* **Description of the task**
Using the data below, copy every line that contains the word "with".

★ ★ ★ ★ ★

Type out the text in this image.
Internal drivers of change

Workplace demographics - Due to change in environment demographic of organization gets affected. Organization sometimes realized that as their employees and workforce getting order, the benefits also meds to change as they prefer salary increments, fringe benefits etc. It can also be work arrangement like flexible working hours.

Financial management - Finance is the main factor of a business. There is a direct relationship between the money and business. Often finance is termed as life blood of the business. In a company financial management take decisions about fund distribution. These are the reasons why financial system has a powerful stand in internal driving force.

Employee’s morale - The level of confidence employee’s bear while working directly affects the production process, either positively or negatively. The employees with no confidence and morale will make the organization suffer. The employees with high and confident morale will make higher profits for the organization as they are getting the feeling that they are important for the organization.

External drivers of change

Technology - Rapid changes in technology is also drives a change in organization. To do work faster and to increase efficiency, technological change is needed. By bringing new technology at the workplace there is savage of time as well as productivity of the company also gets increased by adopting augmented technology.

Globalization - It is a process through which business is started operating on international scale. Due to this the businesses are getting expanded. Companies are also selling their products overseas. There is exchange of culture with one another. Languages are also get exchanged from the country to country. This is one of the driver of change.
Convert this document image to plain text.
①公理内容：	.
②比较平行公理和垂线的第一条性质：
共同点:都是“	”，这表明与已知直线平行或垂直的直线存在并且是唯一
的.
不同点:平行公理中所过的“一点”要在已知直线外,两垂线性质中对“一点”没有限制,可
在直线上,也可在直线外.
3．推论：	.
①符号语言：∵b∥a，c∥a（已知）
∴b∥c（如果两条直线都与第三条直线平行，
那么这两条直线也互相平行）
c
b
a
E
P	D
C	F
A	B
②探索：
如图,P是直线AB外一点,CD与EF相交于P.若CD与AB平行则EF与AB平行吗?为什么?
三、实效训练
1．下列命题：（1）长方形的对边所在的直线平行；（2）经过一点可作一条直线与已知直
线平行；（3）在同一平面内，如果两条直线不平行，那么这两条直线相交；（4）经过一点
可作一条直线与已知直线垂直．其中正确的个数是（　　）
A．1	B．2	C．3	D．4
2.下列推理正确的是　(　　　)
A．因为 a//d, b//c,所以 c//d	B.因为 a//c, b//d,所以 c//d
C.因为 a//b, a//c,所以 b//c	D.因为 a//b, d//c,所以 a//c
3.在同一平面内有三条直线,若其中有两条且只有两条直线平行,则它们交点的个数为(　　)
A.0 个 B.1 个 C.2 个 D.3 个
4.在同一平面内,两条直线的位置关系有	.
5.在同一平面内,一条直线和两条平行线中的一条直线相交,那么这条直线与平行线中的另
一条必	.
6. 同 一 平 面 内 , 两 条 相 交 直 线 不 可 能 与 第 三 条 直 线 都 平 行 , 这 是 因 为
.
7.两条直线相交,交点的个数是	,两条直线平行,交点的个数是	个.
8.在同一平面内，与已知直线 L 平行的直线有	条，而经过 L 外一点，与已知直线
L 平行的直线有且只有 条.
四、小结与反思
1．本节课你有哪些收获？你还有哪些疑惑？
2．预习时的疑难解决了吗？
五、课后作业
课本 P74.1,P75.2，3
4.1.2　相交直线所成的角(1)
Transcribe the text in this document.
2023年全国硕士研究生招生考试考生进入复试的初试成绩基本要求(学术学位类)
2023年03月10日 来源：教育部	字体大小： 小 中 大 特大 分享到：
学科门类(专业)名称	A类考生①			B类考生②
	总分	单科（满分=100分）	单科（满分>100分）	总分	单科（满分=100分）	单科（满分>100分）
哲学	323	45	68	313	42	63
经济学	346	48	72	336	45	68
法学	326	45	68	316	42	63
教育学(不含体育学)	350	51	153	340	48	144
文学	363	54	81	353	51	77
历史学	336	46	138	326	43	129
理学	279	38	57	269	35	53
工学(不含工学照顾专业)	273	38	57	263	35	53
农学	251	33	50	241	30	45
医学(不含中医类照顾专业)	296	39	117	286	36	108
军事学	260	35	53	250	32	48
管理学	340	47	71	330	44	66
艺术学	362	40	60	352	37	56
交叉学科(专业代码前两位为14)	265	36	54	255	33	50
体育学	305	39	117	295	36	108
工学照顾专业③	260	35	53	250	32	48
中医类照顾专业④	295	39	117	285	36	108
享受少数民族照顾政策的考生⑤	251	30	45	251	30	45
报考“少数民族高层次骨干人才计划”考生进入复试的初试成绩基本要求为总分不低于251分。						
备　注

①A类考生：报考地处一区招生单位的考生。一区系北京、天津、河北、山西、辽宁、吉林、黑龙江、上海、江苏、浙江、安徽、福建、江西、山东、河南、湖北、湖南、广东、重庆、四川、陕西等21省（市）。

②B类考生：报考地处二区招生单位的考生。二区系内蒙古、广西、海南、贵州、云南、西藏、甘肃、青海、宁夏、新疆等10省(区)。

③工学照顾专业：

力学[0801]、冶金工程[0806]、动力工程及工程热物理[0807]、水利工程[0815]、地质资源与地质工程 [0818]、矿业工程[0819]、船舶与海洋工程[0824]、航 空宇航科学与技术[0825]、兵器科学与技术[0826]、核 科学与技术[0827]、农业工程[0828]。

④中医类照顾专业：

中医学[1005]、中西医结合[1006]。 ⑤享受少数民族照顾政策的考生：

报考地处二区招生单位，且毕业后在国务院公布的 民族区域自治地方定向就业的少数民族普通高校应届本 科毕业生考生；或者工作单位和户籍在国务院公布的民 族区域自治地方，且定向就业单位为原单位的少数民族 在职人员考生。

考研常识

★ ★ ★ ★ ★

* **Answer to the task**
Employee’s morale - The level of confidence employee’s bear while working directly affects the production process, either positively or negatively. The employees with no confidence and morale will make the organization suffer. The employees with high and confident morale will make higher profits for the organization as they are getting the feeling that they are important for the organization.
Globalization - It is a process through which business is started operating on international scale. Due to this the businesses are getting expanded. Companies are also selling their products overseas. There is exchange of culture with one another. Languages are also get exchanged from the country to country. This is one of the driver of change.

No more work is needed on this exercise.